■ Set task:
In the listing below, pick out lines with "Ingeborg".

Data records:
[Begin]

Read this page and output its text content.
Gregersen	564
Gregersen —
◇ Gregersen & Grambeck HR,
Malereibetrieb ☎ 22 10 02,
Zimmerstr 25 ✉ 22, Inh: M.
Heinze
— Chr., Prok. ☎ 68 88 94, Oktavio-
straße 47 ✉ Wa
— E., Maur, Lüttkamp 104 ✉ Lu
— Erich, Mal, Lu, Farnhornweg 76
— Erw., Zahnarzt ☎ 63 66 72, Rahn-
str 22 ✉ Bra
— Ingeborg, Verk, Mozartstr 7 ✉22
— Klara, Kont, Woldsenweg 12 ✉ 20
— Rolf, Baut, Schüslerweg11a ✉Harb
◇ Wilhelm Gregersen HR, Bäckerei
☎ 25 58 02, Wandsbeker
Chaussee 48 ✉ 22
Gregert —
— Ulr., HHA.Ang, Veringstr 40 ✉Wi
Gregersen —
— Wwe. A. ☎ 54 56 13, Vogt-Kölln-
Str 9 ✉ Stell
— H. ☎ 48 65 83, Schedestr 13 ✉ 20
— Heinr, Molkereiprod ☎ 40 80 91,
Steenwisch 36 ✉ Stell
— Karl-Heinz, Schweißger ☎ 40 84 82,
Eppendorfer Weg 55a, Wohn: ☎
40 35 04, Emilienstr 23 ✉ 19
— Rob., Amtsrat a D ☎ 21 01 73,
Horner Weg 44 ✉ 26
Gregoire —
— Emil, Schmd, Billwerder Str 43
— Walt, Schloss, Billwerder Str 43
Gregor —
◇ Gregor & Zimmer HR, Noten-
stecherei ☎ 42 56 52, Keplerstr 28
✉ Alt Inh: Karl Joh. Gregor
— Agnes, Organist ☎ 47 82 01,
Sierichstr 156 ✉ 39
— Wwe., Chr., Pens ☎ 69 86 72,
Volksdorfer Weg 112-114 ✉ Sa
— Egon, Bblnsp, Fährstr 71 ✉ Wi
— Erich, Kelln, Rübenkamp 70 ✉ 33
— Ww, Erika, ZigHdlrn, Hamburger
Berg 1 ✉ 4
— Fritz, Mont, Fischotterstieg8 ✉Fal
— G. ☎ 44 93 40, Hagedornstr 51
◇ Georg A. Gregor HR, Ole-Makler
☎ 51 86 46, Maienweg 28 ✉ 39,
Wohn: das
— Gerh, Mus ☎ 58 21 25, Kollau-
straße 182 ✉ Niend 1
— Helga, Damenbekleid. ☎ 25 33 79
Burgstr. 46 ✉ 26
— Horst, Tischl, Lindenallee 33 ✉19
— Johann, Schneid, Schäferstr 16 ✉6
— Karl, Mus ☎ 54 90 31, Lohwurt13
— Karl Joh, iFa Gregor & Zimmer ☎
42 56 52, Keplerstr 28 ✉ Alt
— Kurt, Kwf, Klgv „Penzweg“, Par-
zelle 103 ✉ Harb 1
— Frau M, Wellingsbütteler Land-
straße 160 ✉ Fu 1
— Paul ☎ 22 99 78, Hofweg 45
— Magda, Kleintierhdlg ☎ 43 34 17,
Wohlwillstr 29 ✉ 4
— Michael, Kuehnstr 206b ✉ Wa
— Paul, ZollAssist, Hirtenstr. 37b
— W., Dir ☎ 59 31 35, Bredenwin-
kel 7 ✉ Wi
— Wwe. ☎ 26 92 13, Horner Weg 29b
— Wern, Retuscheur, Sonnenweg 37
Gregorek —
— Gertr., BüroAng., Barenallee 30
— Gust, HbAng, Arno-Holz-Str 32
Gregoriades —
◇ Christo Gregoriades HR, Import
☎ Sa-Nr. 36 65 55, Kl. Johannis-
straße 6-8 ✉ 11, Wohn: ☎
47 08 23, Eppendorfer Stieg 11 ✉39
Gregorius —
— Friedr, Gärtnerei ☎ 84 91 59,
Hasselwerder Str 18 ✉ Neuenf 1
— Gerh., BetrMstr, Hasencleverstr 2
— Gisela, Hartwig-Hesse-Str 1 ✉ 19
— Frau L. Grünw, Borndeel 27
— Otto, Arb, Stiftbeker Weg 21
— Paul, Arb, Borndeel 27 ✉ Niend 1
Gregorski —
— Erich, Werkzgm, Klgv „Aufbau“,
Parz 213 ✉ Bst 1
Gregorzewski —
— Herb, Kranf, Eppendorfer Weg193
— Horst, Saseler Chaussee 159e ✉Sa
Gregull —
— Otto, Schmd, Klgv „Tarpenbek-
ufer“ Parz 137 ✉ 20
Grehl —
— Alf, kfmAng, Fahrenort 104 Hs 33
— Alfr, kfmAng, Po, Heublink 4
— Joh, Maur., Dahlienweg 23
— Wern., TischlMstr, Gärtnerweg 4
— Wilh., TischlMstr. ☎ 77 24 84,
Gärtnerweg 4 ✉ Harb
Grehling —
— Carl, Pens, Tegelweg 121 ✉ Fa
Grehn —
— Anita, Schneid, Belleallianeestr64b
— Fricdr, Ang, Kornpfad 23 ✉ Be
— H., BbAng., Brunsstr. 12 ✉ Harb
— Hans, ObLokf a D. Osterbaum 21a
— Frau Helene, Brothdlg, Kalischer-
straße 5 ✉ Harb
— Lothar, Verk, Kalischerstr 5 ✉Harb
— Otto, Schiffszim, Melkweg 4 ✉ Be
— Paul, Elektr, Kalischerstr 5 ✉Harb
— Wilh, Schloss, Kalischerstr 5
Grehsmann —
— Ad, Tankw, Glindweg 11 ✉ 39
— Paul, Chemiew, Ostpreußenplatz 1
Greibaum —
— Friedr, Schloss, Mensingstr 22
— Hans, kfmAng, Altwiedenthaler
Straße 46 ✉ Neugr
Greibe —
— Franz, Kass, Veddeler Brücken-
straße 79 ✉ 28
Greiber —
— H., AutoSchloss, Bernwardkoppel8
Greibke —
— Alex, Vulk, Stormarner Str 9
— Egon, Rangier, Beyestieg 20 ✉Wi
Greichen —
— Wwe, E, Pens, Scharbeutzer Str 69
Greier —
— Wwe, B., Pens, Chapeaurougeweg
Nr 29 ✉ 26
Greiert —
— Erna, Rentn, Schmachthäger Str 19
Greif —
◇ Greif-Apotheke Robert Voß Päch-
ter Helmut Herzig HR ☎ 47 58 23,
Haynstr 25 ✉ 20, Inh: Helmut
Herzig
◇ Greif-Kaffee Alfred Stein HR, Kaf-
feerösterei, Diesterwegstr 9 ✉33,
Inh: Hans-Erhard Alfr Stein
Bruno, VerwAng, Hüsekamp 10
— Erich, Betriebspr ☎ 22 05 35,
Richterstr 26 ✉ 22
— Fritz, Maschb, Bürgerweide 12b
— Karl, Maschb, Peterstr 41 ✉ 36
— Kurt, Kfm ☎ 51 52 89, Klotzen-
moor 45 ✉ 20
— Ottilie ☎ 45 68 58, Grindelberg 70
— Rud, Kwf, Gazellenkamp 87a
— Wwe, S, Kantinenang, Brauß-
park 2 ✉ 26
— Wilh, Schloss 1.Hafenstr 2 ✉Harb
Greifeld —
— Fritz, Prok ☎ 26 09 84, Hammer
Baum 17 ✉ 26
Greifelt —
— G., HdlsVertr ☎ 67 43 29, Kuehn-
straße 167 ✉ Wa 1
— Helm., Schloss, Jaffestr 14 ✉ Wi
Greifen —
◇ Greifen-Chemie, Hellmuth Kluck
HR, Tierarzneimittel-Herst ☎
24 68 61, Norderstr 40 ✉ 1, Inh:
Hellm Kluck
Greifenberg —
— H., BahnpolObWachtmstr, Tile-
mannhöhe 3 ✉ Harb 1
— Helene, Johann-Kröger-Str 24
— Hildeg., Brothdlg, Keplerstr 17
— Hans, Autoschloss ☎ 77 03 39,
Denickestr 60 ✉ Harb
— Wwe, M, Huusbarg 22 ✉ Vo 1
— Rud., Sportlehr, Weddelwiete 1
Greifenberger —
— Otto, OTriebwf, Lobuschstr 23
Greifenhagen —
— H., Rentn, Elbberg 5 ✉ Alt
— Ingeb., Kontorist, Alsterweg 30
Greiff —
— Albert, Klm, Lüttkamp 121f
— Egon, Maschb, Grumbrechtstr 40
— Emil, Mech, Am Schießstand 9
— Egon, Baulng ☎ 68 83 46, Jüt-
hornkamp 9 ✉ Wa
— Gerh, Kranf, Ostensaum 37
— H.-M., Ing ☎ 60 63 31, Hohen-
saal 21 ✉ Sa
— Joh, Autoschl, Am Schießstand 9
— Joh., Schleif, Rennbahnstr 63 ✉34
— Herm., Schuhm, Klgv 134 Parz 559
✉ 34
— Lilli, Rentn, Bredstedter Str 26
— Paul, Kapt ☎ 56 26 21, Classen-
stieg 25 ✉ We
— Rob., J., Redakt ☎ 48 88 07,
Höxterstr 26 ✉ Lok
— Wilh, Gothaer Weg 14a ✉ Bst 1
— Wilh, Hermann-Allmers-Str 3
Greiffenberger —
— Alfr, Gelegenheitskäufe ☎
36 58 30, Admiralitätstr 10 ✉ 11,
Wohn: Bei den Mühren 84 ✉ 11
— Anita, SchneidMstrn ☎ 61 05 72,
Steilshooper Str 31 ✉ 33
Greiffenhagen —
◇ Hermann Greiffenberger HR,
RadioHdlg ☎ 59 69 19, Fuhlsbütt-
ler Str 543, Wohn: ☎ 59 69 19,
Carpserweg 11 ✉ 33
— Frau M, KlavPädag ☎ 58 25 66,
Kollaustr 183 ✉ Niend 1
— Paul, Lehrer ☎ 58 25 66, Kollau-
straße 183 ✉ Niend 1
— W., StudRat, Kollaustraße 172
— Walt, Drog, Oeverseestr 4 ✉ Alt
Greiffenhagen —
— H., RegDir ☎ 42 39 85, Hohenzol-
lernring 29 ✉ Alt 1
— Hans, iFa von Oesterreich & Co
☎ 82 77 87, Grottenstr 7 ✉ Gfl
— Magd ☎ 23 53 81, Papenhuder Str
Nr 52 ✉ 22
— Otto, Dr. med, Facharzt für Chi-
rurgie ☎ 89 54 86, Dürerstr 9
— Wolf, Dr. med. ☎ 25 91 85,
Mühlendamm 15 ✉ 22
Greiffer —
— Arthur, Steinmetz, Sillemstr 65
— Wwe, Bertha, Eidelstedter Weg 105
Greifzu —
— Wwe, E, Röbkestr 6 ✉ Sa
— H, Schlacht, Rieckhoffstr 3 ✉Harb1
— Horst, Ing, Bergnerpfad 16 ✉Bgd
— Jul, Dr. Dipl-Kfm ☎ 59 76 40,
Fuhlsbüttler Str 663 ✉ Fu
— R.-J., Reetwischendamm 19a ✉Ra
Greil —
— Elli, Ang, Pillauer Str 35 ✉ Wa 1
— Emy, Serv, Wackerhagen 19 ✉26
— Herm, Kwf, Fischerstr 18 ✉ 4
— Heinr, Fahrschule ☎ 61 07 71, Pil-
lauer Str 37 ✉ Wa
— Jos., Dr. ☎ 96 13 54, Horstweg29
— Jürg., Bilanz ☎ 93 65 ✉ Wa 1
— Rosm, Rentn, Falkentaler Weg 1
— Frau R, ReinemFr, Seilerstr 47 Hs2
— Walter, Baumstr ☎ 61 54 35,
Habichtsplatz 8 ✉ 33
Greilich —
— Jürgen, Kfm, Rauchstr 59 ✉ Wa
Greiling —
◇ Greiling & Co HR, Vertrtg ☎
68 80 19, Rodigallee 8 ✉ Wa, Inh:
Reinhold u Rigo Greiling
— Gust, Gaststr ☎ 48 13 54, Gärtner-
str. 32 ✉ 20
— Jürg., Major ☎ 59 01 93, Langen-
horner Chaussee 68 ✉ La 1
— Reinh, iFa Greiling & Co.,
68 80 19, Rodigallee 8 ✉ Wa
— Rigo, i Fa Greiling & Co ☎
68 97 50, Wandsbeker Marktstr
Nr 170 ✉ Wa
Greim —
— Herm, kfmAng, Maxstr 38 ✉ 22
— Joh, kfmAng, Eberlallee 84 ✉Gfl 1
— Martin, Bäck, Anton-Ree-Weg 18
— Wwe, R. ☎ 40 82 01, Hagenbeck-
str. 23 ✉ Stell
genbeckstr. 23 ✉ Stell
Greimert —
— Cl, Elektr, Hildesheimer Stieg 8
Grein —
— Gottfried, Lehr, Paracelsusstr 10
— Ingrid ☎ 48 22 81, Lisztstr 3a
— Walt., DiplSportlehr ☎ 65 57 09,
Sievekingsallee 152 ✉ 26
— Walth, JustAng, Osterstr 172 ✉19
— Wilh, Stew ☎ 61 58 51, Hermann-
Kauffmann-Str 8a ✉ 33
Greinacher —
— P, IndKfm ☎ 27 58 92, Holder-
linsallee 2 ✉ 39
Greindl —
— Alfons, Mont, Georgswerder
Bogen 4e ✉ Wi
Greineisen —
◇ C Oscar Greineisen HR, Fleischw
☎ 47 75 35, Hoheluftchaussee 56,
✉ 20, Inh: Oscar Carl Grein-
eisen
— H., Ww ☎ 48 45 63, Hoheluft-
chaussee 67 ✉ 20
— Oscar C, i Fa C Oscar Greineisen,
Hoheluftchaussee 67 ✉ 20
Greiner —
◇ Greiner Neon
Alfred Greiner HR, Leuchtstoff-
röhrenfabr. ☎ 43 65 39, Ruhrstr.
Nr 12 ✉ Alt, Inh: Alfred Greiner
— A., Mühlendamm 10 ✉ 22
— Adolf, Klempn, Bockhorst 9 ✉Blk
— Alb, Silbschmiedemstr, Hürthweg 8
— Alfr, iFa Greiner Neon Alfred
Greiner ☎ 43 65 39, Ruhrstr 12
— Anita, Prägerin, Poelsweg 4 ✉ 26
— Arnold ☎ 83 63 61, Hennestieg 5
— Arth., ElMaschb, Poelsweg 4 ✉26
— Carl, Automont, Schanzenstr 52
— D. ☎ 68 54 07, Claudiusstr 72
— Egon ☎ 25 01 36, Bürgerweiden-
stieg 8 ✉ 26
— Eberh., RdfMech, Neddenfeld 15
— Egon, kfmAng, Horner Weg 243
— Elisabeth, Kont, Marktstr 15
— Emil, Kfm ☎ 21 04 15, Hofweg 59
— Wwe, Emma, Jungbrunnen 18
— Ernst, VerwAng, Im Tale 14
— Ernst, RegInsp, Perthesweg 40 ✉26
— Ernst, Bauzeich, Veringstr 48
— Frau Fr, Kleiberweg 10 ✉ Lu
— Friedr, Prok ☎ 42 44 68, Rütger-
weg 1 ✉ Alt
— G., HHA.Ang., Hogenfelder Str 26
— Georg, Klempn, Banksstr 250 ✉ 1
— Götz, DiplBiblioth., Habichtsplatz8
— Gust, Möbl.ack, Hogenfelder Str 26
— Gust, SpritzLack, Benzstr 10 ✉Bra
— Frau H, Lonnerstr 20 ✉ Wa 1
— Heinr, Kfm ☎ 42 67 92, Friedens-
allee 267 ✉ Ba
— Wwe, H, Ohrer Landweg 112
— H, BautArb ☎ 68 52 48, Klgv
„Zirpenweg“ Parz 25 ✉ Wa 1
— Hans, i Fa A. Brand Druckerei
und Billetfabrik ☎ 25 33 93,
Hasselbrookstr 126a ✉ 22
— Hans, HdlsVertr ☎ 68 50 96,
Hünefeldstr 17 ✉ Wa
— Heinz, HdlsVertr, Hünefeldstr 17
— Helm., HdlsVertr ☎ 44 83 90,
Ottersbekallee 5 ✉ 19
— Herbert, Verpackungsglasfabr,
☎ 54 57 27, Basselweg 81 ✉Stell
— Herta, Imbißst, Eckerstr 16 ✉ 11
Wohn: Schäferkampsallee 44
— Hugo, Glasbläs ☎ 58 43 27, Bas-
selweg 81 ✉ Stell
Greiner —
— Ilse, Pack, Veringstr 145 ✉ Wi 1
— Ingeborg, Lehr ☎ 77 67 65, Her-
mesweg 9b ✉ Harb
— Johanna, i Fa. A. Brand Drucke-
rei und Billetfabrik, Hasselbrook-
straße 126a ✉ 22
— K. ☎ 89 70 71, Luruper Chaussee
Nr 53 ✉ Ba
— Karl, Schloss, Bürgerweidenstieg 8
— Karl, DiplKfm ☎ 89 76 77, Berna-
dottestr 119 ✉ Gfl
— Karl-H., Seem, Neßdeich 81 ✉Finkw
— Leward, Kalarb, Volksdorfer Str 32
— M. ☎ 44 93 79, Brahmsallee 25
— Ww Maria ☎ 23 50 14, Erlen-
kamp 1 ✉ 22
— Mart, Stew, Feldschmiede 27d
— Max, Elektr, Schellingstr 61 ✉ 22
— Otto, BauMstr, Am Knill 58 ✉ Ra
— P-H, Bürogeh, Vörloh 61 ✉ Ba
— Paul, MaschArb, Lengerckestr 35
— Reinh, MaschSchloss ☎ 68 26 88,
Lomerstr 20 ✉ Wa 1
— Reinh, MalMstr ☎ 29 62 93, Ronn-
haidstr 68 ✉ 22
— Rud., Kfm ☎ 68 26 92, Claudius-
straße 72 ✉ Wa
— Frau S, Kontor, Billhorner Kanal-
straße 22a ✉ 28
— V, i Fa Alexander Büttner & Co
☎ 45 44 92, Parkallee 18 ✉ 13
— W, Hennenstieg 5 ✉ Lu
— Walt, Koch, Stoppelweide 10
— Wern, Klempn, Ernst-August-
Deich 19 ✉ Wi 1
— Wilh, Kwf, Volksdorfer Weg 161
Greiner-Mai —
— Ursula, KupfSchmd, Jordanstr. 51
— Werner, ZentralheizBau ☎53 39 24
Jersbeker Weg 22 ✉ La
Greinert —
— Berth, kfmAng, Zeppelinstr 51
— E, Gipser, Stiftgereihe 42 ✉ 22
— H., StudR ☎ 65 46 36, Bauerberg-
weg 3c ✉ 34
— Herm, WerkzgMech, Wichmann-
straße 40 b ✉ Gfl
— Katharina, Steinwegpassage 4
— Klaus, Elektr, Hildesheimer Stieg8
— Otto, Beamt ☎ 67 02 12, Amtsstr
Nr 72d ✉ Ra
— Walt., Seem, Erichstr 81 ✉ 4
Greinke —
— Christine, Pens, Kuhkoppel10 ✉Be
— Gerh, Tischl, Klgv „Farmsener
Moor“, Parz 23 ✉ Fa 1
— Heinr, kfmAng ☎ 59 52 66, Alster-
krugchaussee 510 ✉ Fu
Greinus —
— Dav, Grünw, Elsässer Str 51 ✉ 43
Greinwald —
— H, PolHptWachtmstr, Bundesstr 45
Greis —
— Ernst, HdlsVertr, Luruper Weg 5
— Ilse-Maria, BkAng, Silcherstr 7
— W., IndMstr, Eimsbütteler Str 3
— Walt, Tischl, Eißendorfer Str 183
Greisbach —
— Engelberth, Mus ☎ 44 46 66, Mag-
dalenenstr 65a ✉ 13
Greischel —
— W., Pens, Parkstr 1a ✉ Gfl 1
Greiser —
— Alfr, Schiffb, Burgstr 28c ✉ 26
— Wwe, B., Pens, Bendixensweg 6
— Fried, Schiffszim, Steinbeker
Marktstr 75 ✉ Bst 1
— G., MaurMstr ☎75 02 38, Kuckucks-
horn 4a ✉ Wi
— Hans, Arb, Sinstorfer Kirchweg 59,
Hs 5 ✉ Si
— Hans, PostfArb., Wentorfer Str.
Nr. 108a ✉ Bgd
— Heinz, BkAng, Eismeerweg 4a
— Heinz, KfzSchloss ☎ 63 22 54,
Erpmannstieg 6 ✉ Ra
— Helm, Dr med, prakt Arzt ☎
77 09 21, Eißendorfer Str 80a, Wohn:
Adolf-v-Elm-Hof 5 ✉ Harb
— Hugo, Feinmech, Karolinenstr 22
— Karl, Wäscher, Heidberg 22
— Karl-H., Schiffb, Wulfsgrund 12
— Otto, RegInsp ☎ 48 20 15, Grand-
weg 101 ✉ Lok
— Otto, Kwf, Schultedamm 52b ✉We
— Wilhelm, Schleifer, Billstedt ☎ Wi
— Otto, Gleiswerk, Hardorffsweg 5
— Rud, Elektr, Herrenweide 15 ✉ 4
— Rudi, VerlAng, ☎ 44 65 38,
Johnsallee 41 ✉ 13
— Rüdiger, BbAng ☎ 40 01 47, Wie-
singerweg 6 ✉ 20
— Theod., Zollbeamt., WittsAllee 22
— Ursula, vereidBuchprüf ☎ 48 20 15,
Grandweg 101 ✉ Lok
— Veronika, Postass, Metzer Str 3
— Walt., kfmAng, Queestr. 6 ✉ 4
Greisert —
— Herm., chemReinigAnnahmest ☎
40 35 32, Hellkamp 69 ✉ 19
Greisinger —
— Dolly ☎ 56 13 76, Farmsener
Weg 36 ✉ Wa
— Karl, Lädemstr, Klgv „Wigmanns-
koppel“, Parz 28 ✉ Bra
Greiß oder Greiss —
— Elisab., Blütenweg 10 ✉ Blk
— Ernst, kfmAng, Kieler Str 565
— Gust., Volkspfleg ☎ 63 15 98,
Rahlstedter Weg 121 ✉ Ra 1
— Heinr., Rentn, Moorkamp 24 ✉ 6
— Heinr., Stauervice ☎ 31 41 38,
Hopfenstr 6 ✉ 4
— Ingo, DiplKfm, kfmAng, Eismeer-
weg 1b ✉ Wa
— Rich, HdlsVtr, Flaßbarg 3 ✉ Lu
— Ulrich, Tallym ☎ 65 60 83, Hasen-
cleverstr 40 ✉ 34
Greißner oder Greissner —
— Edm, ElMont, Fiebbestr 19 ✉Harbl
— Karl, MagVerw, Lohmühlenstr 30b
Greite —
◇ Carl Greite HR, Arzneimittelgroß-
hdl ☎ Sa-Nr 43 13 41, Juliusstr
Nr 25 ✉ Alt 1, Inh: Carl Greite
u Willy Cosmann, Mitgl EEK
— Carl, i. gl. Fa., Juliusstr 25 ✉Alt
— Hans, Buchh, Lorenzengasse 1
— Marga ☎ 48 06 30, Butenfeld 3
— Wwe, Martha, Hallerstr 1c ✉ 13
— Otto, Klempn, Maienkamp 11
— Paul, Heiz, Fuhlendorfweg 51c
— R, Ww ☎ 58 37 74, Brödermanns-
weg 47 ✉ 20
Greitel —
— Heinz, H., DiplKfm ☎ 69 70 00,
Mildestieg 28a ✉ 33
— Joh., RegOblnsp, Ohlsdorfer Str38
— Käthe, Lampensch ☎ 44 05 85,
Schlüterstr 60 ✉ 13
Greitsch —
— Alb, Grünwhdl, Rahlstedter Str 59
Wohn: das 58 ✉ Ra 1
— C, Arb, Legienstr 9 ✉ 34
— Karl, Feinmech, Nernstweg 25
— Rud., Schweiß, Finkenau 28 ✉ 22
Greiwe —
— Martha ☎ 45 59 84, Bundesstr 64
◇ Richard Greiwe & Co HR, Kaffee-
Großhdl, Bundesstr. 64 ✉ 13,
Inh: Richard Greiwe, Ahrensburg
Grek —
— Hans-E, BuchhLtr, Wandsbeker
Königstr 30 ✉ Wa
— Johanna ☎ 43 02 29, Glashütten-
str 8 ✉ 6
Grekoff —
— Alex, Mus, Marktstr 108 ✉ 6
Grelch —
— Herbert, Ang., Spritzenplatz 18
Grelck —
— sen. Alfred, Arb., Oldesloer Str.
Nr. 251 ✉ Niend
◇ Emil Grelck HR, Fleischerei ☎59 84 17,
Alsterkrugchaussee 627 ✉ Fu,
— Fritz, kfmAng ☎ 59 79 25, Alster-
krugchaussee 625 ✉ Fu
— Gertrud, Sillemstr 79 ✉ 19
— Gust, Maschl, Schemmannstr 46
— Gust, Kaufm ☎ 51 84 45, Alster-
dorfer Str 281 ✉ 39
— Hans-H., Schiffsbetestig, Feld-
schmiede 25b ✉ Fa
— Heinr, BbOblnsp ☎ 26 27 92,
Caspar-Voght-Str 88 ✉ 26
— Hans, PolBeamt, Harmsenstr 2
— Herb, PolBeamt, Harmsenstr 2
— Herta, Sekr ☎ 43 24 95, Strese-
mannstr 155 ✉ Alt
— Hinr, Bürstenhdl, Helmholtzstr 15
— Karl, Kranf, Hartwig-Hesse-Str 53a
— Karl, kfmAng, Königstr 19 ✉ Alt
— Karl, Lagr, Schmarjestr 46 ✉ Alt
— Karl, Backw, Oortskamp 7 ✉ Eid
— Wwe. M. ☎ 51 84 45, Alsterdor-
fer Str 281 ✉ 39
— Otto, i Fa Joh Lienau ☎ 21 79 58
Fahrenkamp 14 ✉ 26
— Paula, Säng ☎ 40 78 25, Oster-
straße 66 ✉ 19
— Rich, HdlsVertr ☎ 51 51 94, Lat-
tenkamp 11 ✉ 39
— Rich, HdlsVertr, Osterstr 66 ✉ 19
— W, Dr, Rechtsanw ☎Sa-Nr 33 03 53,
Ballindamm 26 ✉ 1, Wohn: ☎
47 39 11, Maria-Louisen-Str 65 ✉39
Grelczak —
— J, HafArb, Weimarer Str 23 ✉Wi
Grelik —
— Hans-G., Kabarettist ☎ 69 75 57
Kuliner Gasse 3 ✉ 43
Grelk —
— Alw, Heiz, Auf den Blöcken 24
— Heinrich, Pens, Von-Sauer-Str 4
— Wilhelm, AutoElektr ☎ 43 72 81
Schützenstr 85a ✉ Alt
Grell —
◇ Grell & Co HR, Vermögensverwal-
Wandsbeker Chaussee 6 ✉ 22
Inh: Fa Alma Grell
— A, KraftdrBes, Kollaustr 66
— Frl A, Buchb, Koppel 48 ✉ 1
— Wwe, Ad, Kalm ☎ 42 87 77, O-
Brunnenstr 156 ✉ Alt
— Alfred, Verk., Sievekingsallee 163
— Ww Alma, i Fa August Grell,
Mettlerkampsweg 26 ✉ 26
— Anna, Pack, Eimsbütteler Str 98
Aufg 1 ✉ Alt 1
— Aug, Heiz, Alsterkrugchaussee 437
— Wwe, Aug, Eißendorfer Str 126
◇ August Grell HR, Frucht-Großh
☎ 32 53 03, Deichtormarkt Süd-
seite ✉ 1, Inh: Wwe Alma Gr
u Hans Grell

[End]

■ Result below:
— Ingeborg, Verk, Mozartstr 7 ✉22
— Ingeborg, Lehr ☎ 77 67 65, Her-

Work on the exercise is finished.